* start Exercise materials *
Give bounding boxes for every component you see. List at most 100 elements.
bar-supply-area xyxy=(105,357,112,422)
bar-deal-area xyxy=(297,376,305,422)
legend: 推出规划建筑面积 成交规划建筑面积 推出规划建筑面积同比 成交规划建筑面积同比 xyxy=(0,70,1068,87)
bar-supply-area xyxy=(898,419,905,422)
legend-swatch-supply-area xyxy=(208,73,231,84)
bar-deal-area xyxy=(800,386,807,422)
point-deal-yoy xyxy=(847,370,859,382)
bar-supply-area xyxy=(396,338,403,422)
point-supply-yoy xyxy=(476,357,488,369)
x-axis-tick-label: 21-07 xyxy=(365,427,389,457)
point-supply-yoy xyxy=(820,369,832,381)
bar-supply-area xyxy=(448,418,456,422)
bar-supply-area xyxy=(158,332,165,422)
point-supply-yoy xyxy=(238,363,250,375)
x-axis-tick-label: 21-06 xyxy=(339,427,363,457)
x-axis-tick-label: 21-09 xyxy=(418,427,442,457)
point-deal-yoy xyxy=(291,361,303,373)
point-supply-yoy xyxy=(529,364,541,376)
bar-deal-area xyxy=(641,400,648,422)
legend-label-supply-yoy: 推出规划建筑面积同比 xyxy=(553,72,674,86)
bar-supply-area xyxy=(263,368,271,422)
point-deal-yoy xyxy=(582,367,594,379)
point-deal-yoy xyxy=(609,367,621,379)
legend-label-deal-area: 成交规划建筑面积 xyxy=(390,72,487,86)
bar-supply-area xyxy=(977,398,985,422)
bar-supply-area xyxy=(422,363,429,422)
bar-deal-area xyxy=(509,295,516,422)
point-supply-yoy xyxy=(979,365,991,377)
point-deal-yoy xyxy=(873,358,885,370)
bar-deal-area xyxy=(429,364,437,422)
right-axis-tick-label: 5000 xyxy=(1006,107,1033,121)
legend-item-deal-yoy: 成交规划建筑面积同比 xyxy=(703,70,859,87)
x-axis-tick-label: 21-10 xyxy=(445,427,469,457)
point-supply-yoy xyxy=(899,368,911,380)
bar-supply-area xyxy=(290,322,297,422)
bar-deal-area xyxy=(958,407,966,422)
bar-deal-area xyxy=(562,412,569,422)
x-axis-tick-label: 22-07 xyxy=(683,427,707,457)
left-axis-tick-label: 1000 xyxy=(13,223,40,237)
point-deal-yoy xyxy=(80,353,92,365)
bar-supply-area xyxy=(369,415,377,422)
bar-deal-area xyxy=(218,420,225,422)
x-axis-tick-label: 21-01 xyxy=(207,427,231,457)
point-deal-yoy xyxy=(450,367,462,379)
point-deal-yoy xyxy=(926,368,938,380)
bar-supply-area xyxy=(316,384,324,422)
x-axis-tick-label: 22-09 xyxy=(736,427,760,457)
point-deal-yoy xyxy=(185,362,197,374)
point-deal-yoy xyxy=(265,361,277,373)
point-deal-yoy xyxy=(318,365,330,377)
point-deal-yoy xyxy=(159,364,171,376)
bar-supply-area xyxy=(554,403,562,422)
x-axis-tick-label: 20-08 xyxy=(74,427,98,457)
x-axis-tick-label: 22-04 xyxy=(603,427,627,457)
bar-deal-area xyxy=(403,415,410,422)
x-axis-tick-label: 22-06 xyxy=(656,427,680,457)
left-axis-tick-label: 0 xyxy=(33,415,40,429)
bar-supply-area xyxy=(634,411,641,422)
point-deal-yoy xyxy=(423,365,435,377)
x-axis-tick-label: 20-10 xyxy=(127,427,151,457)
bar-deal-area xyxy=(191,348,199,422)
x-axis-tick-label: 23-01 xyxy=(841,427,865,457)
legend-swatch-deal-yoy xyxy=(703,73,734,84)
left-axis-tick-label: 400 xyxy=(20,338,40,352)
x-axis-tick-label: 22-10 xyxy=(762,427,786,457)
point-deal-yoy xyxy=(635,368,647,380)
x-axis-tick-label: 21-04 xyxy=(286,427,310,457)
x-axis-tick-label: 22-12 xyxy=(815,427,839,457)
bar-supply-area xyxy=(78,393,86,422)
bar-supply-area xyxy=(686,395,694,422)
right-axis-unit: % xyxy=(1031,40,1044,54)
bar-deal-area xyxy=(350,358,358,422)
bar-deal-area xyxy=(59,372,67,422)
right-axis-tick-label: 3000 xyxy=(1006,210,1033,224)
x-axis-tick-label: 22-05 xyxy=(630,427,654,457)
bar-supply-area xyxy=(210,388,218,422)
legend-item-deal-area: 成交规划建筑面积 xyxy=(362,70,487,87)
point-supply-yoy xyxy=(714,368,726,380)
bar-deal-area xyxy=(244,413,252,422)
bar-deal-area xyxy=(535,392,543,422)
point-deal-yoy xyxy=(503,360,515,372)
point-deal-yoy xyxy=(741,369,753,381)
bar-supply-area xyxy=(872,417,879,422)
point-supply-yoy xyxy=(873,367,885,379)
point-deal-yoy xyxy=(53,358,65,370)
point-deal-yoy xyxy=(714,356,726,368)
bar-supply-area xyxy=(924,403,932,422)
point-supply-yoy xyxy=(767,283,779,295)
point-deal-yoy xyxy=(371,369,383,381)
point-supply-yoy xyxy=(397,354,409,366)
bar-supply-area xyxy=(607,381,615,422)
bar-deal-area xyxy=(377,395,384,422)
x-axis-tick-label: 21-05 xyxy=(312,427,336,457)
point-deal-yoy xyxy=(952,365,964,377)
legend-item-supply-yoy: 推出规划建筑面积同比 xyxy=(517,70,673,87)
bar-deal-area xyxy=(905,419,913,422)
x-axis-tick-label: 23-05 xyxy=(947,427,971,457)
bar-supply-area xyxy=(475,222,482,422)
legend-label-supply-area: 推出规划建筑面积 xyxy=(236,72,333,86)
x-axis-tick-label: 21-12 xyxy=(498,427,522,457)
* end Exercise materials *
Set task:
Place every line of the items above into a JSON list of strings, with one string per line and blank lines omitted.

Expected output:
[
  "Give bounding boxes for every component you see. List at most 100 elements.",
  "bar-supply-area xyxy=(105,357,112,422)",
  "bar-deal-area xyxy=(297,376,305,422)",
  "legend: 推出规划建筑面积 成交规划建筑面积 推出规划建筑面积同比 成交规划建筑面积同比 xyxy=(0,70,1068,87)",
  "bar-supply-area xyxy=(898,419,905,422)",
  "legend-swatch-supply-area xyxy=(208,73,231,84)",
  "bar-deal-area xyxy=(800,386,807,422)",
  "point-deal-yoy xyxy=(847,370,859,382)",
  "bar-supply-area xyxy=(396,338,403,422)",
  "point-supply-yoy xyxy=(476,357,488,369)",
  "x-axis-tick-label: 21-07 xyxy=(365,427,389,457)",
  "point-supply-yoy xyxy=(820,369,832,381)",
  "bar-supply-area xyxy=(448,418,456,422)",
  "bar-supply-area xyxy=(158,332,165,422)",
  "point-supply-yoy xyxy=(238,363,250,375)",
  "x-axis-tick-label: 21-06 xyxy=(339,427,363,457)",
  "x-axis-tick-label: 21-09 xyxy=(418,427,442,457)",
  "point-deal-yoy xyxy=(291,361,303,373)",
  "point-supply-yoy xyxy=(529,364,541,376)",
  "bar-deal-area xyxy=(641,400,648,422)",
  "legend-label-supply-yoy: 推出规划建筑面积同比 xyxy=(553,72,674,86)",
  "bar-supply-area xyxy=(263,368,271,422)",
  "point-deal-yoy xyxy=(582,367,594,379)",
  "point-deal-yoy xyxy=(609,367,621,379)",
  "legend-label-deal-area: 成交规划建筑面积 xyxy=(390,72,487,86)",
  "bar-supply-area xyxy=(977,398,985,422)",
  "bar-supply-area xyxy=(422,363,429,422)",
  "bar-deal-area xyxy=(509,295,516,422)",
  "point-supply-yoy xyxy=(979,365,991,377)",
  "point-deal-yoy xyxy=(873,358,885,370)",
  "bar-deal-area xyxy=(429,364,437,422)",
  "right-axis-tick-label: 5000 xyxy=(1006,107,1033,121)",
  "legend-item-deal-yoy: 成交规划建筑面积同比 xyxy=(703,70,859,87)",
  "x-axis-tick-label: 21-10 xyxy=(445,427,469,457)",
  "point-supply-yoy xyxy=(899,368,911,380)",
  "bar-supply-area xyxy=(290,322,297,422)",
  "bar-deal-area xyxy=(958,407,966,422)",
  "bar-deal-area xyxy=(562,412,569,422)",
  "x-axis-tick-label: 22-07 xyxy=(683,427,707,457)",
  "left-axis-tick-label: 1000 xyxy=(13,223,40,237)",
  "point-deal-yoy xyxy=(80,353,92,365)",
  "bar-supply-area xyxy=(369,415,377,422)",
  "bar-deal-area xyxy=(218,420,225,422)",
  "x-axis-tick-label: 21-01 xyxy=(207,427,231,457)",
  "point-deal-yoy xyxy=(450,367,462,379)",
  "point-deal-yoy xyxy=(926,368,938,380)",
  "bar-supply-area xyxy=(316,384,324,422)",
  "x-axis-tick-label: 22-09 xyxy=(736,427,760,457)",
  "point-deal-yoy xyxy=(185,362,197,374)",
  "point-deal-yoy xyxy=(265,361,277,373)",
  "point-deal-yoy xyxy=(318,365,330,377)",
  "point-deal-yoy xyxy=(159,364,171,376)",
  "bar-supply-area xyxy=(554,403,562,422)",
  "x-axis-tick-label: 20-08 xyxy=(74,427,98,457)",
  "x-axis-tick-label: 22-04 xyxy=(603,427,627,457)",
  "bar-deal-area xyxy=(403,415,410,422)",
  "x-axis-tick-label: 22-06 xyxy=(656,427,680,457)",
  "left-axis-tick-label: 0 xyxy=(33,415,40,429)",
  "bar-supply-area xyxy=(634,411,641,422)",
  "point-deal-yoy xyxy=(423,365,435,377)",
  "x-axis-tick-label: 20-10 xyxy=(127,427,151,457)",
  "bar-deal-area xyxy=(191,348,199,422)",
  "x-axis-tick-label: 23-01 xyxy=(841,427,865,457)",
  "legend-swatch-deal-yoy xyxy=(703,73,734,84)",
  "left-axis-tick-label: 400 xyxy=(20,338,40,352)",
  "x-axis-tick-label: 22-10 xyxy=(762,427,786,457)",
  "point-deal-yoy xyxy=(635,368,647,380)",
  "x-axis-tick-label: 21-04 xyxy=(286,427,310,457)",
  "x-axis-tick-label: 22-12 xyxy=(815,427,839,457)",
  "bar-supply-area xyxy=(78,393,86,422)",
  "bar-supply-area xyxy=(686,395,694,422)",
  "right-axis-unit: % xyxy=(1031,40,1044,54)",
  "bar-deal-area xyxy=(350,358,358,422)",
  "bar-deal-area xyxy=(59,372,67,422)",
  "right-axis-tick-label: 3000 xyxy=(1006,210,1033,224)",
  "x-axis-tick-label: 22-05 xyxy=(630,427,654,457)",
  "bar-supply-area xyxy=(210,388,218,422)",
  "legend-item-deal-area: 成交规划建筑面积 xyxy=(362,70,487,87)",
  "point-supply-yoy xyxy=(714,368,726,380)",
  "bar-deal-area xyxy=(244,413,252,422)",
  "bar-deal-area xyxy=(535,392,543,422)",
  "point-deal-yoy xyxy=(503,360,515,372)",
  "point-deal-yoy xyxy=(741,369,753,381)",
  "bar-supply-area xyxy=(872,417,879,422)",
  "point-supply-yoy xyxy=(873,367,885,379)",
  "point-deal-yoy xyxy=(53,358,65,370)",
  "point-deal-yoy xyxy=(714,356,726,368)",
  "bar-supply-area xyxy=(924,403,932,422)",
  "point-supply-yoy xyxy=(767,283,779,295)",
  "point-deal-yoy xyxy=(371,369,383,381)",
  "point-supply-yoy xyxy=(397,354,409,366)",
  "bar-supply-area xyxy=(607,381,615,422)",
  "bar-deal-area xyxy=(377,395,384,422)",
  "x-axis-tick-label: 21-05 xyxy=(312,427,336,457)",
  "point-deal-yoy xyxy=(952,365,964,377)",
  "legend-item-supply-yoy: 推出规划建筑面积同比 xyxy=(517,70,673,87)",
  "bar-deal-area xyxy=(905,419,913,422)",
  "x-axis-tick-label: 23-05 xyxy=(947,427,971,457)",
  "bar-supply-area xyxy=(475,222,482,422)",
  "legend-label-supply-area: 推出规划建筑面积 xyxy=(236,72,333,86)",
  "x-axis-tick-label: 21-12 xyxy=(498,427,522,457)"
]